# Work to be completed
Please copy the lines below exactly as they are, leaving out the pictures.

+++ Exercise material

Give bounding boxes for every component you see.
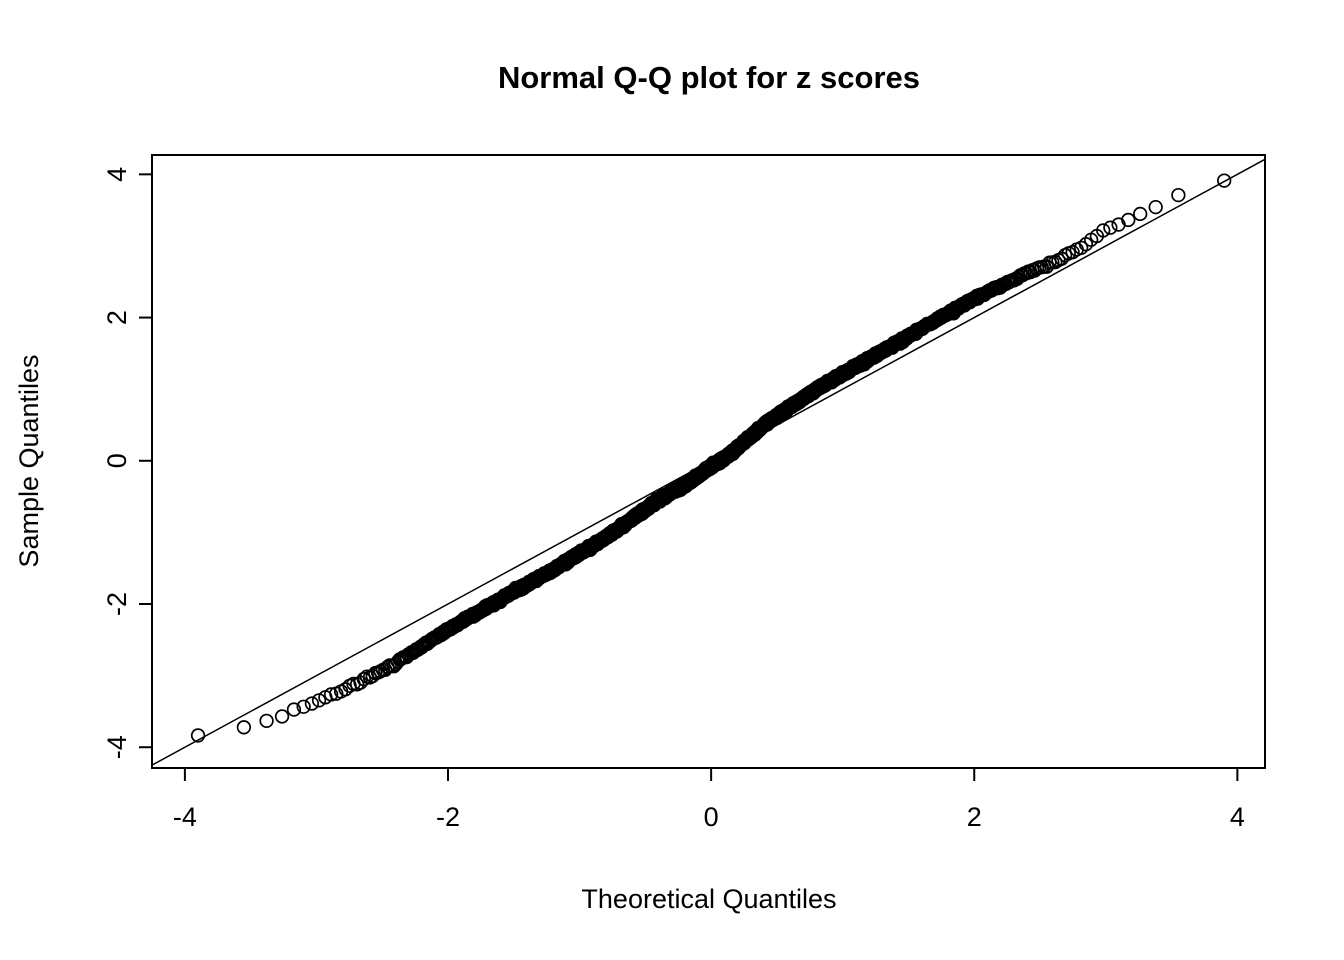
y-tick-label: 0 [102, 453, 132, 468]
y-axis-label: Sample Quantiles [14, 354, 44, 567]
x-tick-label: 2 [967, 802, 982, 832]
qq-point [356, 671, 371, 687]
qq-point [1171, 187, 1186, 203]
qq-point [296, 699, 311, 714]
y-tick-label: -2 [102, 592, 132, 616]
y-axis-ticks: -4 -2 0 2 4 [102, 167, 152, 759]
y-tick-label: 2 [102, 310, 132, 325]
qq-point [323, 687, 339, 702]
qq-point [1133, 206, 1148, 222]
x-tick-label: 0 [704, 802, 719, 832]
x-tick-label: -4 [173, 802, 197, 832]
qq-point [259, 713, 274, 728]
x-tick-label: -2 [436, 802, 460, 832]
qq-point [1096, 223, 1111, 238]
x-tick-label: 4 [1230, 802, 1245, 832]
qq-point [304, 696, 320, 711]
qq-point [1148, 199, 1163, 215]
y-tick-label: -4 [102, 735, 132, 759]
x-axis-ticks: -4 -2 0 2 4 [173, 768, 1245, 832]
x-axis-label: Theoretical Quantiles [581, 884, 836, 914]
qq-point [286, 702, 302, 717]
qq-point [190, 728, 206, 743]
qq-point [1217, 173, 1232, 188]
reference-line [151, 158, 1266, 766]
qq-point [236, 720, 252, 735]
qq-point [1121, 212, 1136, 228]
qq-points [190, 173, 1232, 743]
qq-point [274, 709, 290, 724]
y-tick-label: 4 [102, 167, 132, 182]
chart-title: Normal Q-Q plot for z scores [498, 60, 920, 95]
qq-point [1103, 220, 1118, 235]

++++++

# Exercise result
Give bounding boxes for every component you see.
y-tick-label: 0 [102, 453, 132, 468]
y-axis-label: Sample Quantiles [14, 354, 44, 567]
x-tick-label: 2 [967, 802, 982, 832]
qq-point [356, 671, 371, 687]
qq-point [1171, 187, 1186, 203]
qq-point [296, 699, 311, 714]
y-tick-label: -2 [102, 592, 132, 616]
y-axis-ticks: -4 -2 0 2 4 [102, 167, 152, 759]
y-tick-label: 2 [102, 310, 132, 325]
qq-point [323, 687, 339, 702]
qq-point [1133, 206, 1148, 222]
x-tick-label: 0 [704, 802, 719, 832]
x-tick-label: -4 [173, 802, 197, 832]
qq-point [259, 713, 274, 728]
x-tick-label: -2 [436, 802, 460, 832]
qq-point [1096, 223, 1111, 238]
x-tick-label: 4 [1230, 802, 1245, 832]
qq-point [304, 696, 320, 711]
qq-point [1148, 199, 1163, 215]
y-tick-label: -4 [102, 735, 132, 759]
x-axis-ticks: -4 -2 0 2 4 [173, 768, 1245, 832]
x-axis-label: Theoretical Quantiles [581, 884, 836, 914]
qq-point [286, 702, 302, 717]
qq-point [190, 728, 206, 743]
qq-point [1217, 173, 1232, 188]
reference-line [151, 158, 1266, 766]
qq-point [236, 720, 252, 735]
qq-point [1121, 212, 1136, 228]
qq-points [190, 173, 1232, 743]
qq-point [274, 709, 290, 724]
y-tick-label: 4 [102, 167, 132, 182]
chart-title: Normal Q-Q plot for z scores [498, 60, 920, 95]
qq-point [1103, 220, 1118, 235]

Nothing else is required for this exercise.